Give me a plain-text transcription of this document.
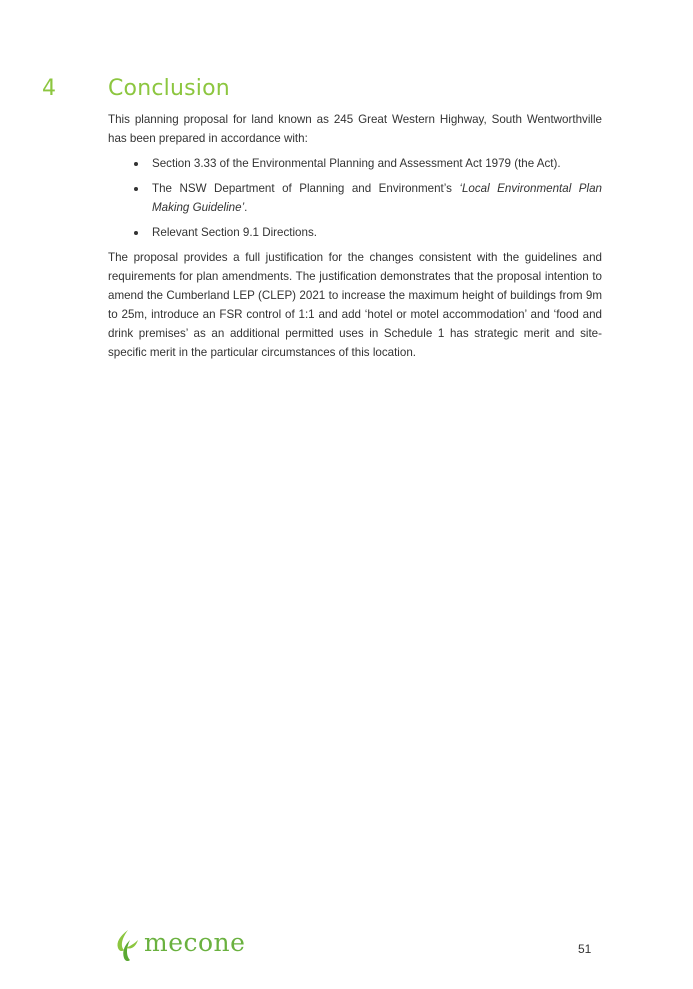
4 Conclusion

This planning proposal for land known as 245 Great Western Highway, South Wentworthville has been prepared in accordance with:

Section 3.33 of the Environmental Planning and Assessment Act 1979 (the Act).
The NSW Department of Planning and Environment’s ‘Local Environmental Plan Making Guideline’.
Relevant Section 9.1 Directions.

The proposal provides a full justification for the changes consistent with the guidelines and requirements for plan amendments. The justification demonstrates that the proposal intention to amend the Cumberland LEP (CLEP) 2021 to increase the maximum height of buildings from 9m to 25m, introduce an FSR control of 1:1 and add ‘hotel or motel accommodation’ and ‘food and drink premises’ as an additional permitted uses in Schedule 1 has strategic merit and site-specific merit in the particular circumstances of this location.

mecone	51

::::::::

■ Do this ■
Copy the listing word for word, excluding its pictures.

■ In response ■
Give me a plain-text transcription of this document.
4 Conclusion

This planning proposal for land known as 245 Great Western Highway, South Wentworthville has been prepared in accordance with:

Section 3.33 of the Environmental Planning and Assessment Act 1979 (the Act).
The NSW Department of Planning and Environment’s ‘Local Environmental Plan Making Guideline’.
Relevant Section 9.1 Directions.

The proposal provides a full justification for the changes consistent with the guidelines and requirements for plan amendments. The justification demonstrates that the proposal intention to amend the Cumberland LEP (CLEP) 2021 to increase the maximum height of buildings from 9m to 25m, introduce an FSR control of 1:1 and add ‘hotel or motel accommodation’ and ‘food and drink premises’ as an additional permitted uses in Schedule 1 has strategic merit and site-specific merit in the particular circumstances of this location.

mecone	51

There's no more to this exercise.